## Some records:
━━━━━━━━━━━━━━━━━━━━━━━━━━━━━━

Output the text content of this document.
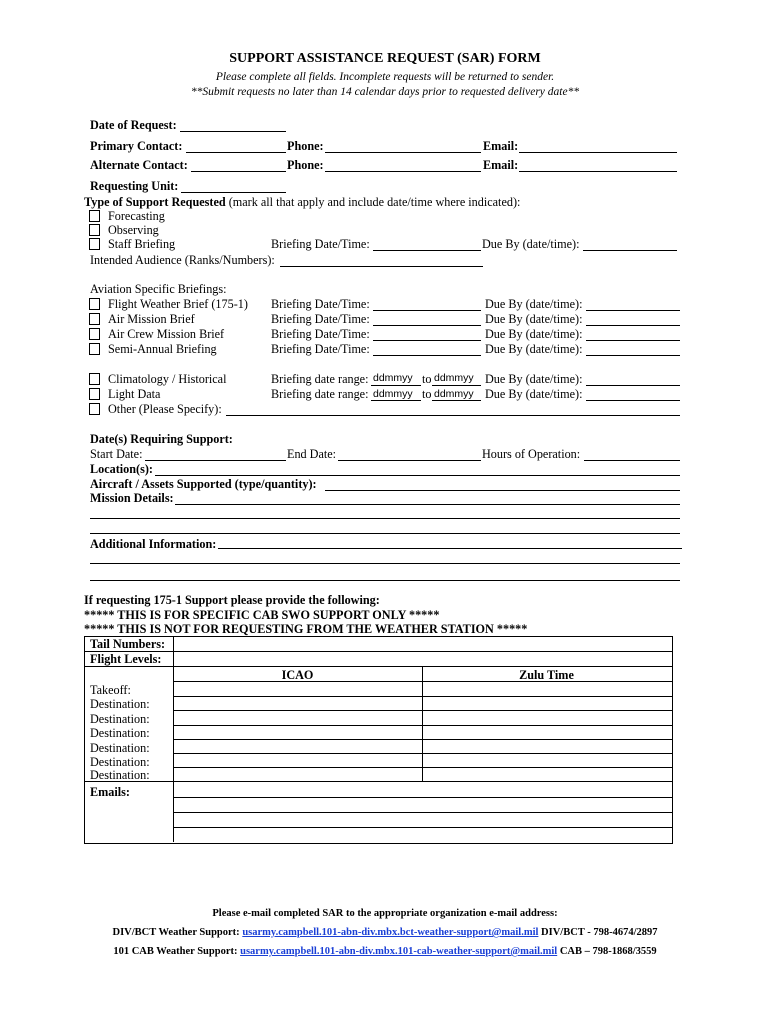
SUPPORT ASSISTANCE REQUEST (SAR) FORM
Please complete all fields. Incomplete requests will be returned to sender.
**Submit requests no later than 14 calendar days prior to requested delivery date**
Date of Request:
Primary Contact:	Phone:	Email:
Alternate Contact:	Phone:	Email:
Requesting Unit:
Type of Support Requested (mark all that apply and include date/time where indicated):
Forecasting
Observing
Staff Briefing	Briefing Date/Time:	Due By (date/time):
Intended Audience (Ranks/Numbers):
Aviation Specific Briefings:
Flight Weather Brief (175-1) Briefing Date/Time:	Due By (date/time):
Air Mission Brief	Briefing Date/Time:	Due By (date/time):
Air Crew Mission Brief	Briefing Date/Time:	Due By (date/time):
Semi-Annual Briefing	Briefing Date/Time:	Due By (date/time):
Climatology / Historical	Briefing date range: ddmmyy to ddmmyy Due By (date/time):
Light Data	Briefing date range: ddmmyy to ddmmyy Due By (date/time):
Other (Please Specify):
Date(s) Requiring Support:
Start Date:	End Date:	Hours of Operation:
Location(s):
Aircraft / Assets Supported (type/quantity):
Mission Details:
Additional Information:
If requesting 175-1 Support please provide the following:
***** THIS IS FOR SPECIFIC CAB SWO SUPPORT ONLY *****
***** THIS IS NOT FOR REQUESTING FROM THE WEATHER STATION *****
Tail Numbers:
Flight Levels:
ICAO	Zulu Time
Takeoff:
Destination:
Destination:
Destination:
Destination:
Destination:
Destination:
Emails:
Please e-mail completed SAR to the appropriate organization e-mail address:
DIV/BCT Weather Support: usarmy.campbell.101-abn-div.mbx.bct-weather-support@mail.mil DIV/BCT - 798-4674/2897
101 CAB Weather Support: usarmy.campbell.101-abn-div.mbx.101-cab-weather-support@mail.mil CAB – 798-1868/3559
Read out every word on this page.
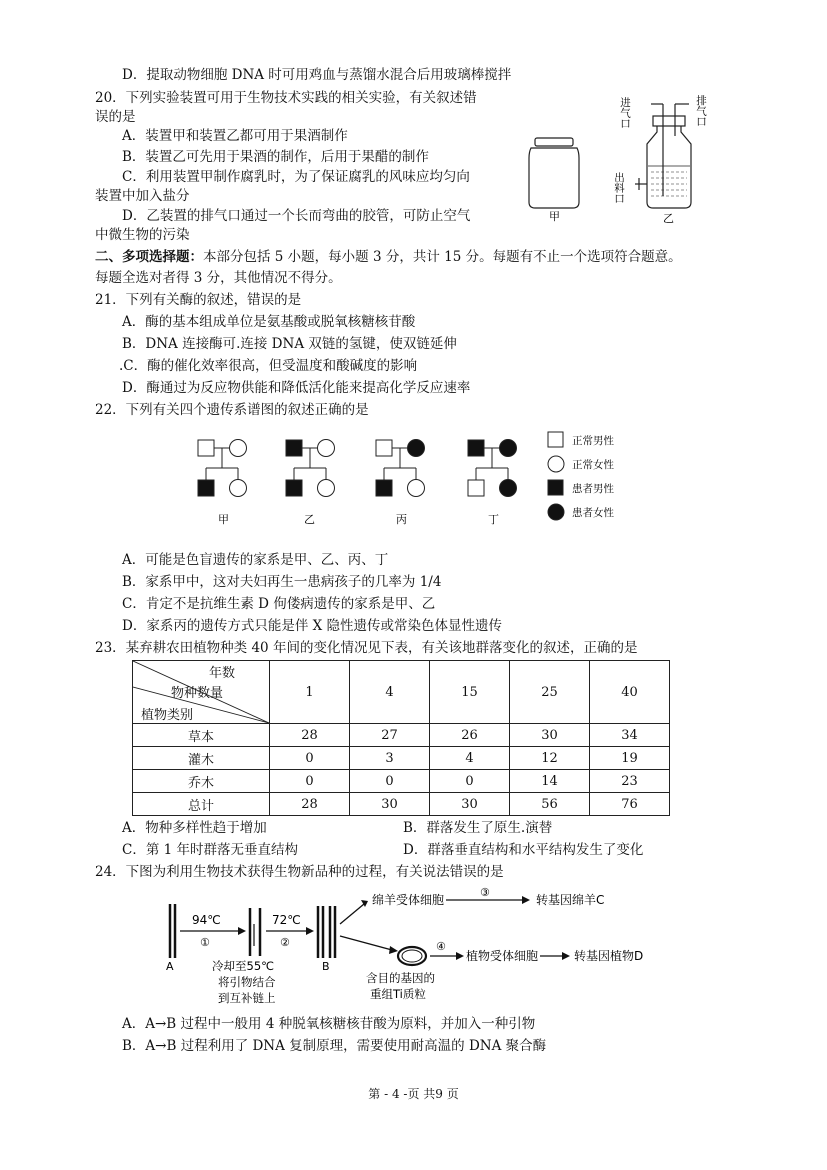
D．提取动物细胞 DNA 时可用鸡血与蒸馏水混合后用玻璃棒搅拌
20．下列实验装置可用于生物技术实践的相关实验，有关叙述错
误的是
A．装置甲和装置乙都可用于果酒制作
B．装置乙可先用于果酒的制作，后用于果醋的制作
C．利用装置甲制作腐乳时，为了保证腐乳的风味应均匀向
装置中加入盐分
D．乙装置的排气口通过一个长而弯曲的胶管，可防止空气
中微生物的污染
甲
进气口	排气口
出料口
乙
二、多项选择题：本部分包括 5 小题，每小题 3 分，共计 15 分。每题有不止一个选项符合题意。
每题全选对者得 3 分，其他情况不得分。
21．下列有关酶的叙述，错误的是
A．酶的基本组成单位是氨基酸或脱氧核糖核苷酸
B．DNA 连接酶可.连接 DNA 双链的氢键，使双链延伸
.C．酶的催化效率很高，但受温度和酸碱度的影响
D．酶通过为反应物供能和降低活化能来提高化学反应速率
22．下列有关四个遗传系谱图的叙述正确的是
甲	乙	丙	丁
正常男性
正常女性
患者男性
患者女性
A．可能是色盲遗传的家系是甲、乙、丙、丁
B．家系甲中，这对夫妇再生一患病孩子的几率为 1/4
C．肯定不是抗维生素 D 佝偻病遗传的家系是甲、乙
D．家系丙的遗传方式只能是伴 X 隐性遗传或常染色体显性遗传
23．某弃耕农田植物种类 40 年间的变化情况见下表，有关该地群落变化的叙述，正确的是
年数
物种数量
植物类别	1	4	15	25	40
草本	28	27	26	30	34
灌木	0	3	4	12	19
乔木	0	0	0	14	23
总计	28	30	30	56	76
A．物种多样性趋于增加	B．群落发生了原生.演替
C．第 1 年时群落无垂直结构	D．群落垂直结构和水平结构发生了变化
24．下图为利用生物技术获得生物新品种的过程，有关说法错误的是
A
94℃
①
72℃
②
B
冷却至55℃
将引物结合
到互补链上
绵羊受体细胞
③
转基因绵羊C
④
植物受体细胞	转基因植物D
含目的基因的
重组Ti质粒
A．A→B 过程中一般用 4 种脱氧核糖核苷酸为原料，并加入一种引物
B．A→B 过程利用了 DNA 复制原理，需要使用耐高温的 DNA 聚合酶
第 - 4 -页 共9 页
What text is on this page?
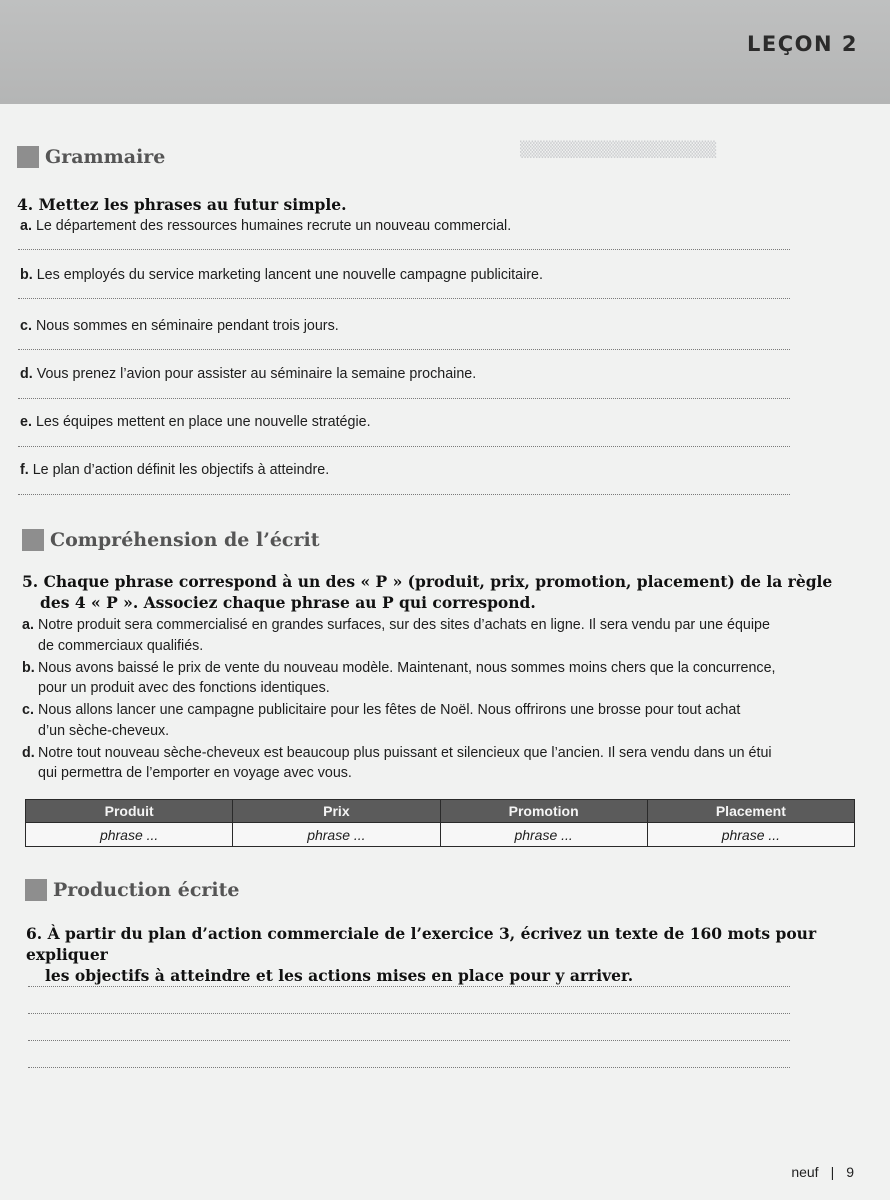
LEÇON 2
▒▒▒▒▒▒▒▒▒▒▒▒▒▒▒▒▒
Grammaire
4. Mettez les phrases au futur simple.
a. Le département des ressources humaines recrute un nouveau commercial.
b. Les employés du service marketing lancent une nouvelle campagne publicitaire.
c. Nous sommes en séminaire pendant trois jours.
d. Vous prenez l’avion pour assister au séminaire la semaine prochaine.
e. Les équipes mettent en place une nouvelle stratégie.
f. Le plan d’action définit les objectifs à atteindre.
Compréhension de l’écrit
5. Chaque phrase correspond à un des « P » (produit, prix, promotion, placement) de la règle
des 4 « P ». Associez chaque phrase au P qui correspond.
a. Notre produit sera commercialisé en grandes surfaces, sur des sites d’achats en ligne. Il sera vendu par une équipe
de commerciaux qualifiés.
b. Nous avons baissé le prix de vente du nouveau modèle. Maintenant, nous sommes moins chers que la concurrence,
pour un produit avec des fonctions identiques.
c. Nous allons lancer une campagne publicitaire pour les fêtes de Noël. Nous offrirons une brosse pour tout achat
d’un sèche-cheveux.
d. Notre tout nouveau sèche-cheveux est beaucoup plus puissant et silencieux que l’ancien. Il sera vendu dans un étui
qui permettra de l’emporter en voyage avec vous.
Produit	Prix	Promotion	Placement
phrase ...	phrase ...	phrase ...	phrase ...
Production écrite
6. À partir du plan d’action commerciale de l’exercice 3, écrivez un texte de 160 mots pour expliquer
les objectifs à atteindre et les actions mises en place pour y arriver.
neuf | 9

━━━━━━━━━━━━━━━━━━━━━━━━━━━━━━

## Given instruction:
Quote the material in full and exactly; do not carry over its pictures.

## Expected output:
Output the text content of this document.
SUPPORT ASSISTANCE REQUEST (SAR) FORM
Please complete all fields. Incomplete requests will be returned to sender.
**Submit requests no later than 14 calendar days prior to requested delivery date**
Date of Request:
Primary Contact:	Phone:	Email:
Alternate Contact:	Phone:	Email:
Requesting Unit:
Type of Support Requested (mark all that apply and include date/time where indicated):
Forecasting
Observing
Staff Briefing	Briefing Date/Time:	Due By (date/time):
Intended Audience (Ranks/Numbers):
Aviation Specific Briefings:
Flight Weather Brief (175-1) Briefing Date/Time:	Due By (date/time):
Air Mission Brief	Briefing Date/Time:	Due By (date/time):
Air Crew Mission Brief	Briefing Date/Time:	Due By (date/time):
Semi-Annual Briefing	Briefing Date/Time:	Due By (date/time):
Climatology / Historical	Briefing date range: ddmmyy to ddmmyy Due By (date/time):
Light Data	Briefing date range: ddmmyy to ddmmyy Due By (date/time):
Other (Please Specify):
Date(s) Requiring Support:
Start Date:	End Date:	Hours of Operation:
Location(s):
Aircraft / Assets Supported (type/quantity):
Mission Details:
Additional Information:
If requesting 175-1 Support please provide the following:
***** THIS IS FOR SPECIFIC CAB SWO SUPPORT ONLY *****
***** THIS IS NOT FOR REQUESTING FROM THE WEATHER STATION *****
Tail Numbers:
Flight Levels:
ICAO	Zulu Time
Takeoff:
Destination:
Destination:
Destination:
Destination:
Destination:
Destination:
Emails:
Please e-mail completed SAR to the appropriate organization e-mail address:
DIV/BCT Weather Support: usarmy.campbell.101-abn-div.mbx.bct-weather-support@mail.mil DIV/BCT - 798-4674/2897
101 CAB Weather Support: usarmy.campbell.101-abn-div.mbx.101-cab-weather-support@mail.mil CAB – 798-1868/3559
Read out every word on this page.
D．提取动物细胞 DNA 时可用鸡血与蒸馏水混合后用玻璃棒搅拌
20．下列实验装置可用于生物技术实践的相关实验，有关叙述错
误的是
A．装置甲和装置乙都可用于果酒制作
B．装置乙可先用于果酒的制作，后用于果醋的制作
C．利用装置甲制作腐乳时，为了保证腐乳的风味应均匀向
装置中加入盐分
D．乙装置的排气口通过一个长而弯曲的胶管，可防止空气
中微生物的污染
甲
进气口	排气口
出料口
乙
二、多项选择题：本部分包括 5 小题，每小题 3 分，共计 15 分。每题有不止一个选项符合题意。
每题全选对者得 3 分，其他情况不得分。
21．下列有关酶的叙述，错误的是
A．酶的基本组成单位是氨基酸或脱氧核糖核苷酸
B．DNA 连接酶可.连接 DNA 双链的氢键，使双链延伸
.C．酶的催化效率很高，但受温度和酸碱度的影响
D．酶通过为反应物供能和降低活化能来提高化学反应速率
22．下列有关四个遗传系谱图的叙述正确的是
甲	乙	丙	丁
正常男性
正常女性
患者男性
患者女性
A．可能是色盲遗传的家系是甲、乙、丙、丁
B．家系甲中，这对夫妇再生一患病孩子的几率为 1/4
C．肯定不是抗维生素 D 佝偻病遗传的家系是甲、乙
D．家系丙的遗传方式只能是伴 X 隐性遗传或常染色体显性遗传
23．某弃耕农田植物种类 40 年间的变化情况见下表，有关该地群落变化的叙述，正确的是
年数
物种数量
植物类别	1	4	15	25	40
草本	28	27	26	30	34
灌木	0	3	4	12	19
乔木	0	0	0	14	23
总计	28	30	30	56	76
A．物种多样性趋于增加	B．群落发生了原生.演替
C．第 1 年时群落无垂直结构	D．群落垂直结构和水平结构发生了变化
24．下图为利用生物技术获得生物新品种的过程，有关说法错误的是
A
94℃
①
72℃
②
B
冷却至55℃
将引物结合
到互补链上
绵羊受体细胞
③
转基因绵羊C
④
植物受体细胞	转基因植物D
含目的基因的
重组Ti质粒
A．A→B 过程中一般用 4 种脱氧核糖核苷酸为原料，并加入一种引物
B．A→B 过程利用了 DNA 复制原理，需要使用耐高温的 DNA 聚合酶
第 - 4 -页 共9 页
What text is on this page?
LEÇON 2
▒▒▒▒▒▒▒▒▒▒▒▒▒▒▒▒▒
Grammaire
4. Mettez les phrases au futur simple.
a. Le département des ressources humaines recrute un nouveau commercial.
b. Les employés du service marketing lancent une nouvelle campagne publicitaire.
c. Nous sommes en séminaire pendant trois jours.
d. Vous prenez l’avion pour assister au séminaire la semaine prochaine.
e. Les équipes mettent en place une nouvelle stratégie.
f. Le plan d’action définit les objectifs à atteindre.
Compréhension de l’écrit
5. Chaque phrase correspond à un des « P » (produit, prix, promotion, placement) de la règle
des 4 « P ». Associez chaque phrase au P qui correspond.
a. Notre produit sera commercialisé en grandes surfaces, sur des sites d’achats en ligne. Il sera vendu par une équipe
de commerciaux qualifiés.
b. Nous avons baissé le prix de vente du nouveau modèle. Maintenant, nous sommes moins chers que la concurrence,
pour un produit avec des fonctions identiques.
c. Nous allons lancer une campagne publicitaire pour les fêtes de Noël. Nous offrirons une brosse pour tout achat
d’un sèche-cheveux.
d. Notre tout nouveau sèche-cheveux est beaucoup plus puissant et silencieux que l’ancien. Il sera vendu dans un étui
qui permettra de l’emporter en voyage avec vous.
Produit	Prix	Promotion	Placement
phrase ...	phrase ...	phrase ...	phrase ...
Production écrite
6. À partir du plan d’action commerciale de l’exercice 3, écrivez un texte de 160 mots pour expliquer
les objectifs à atteindre et les actions mises en place pour y arriver.
neuf | 9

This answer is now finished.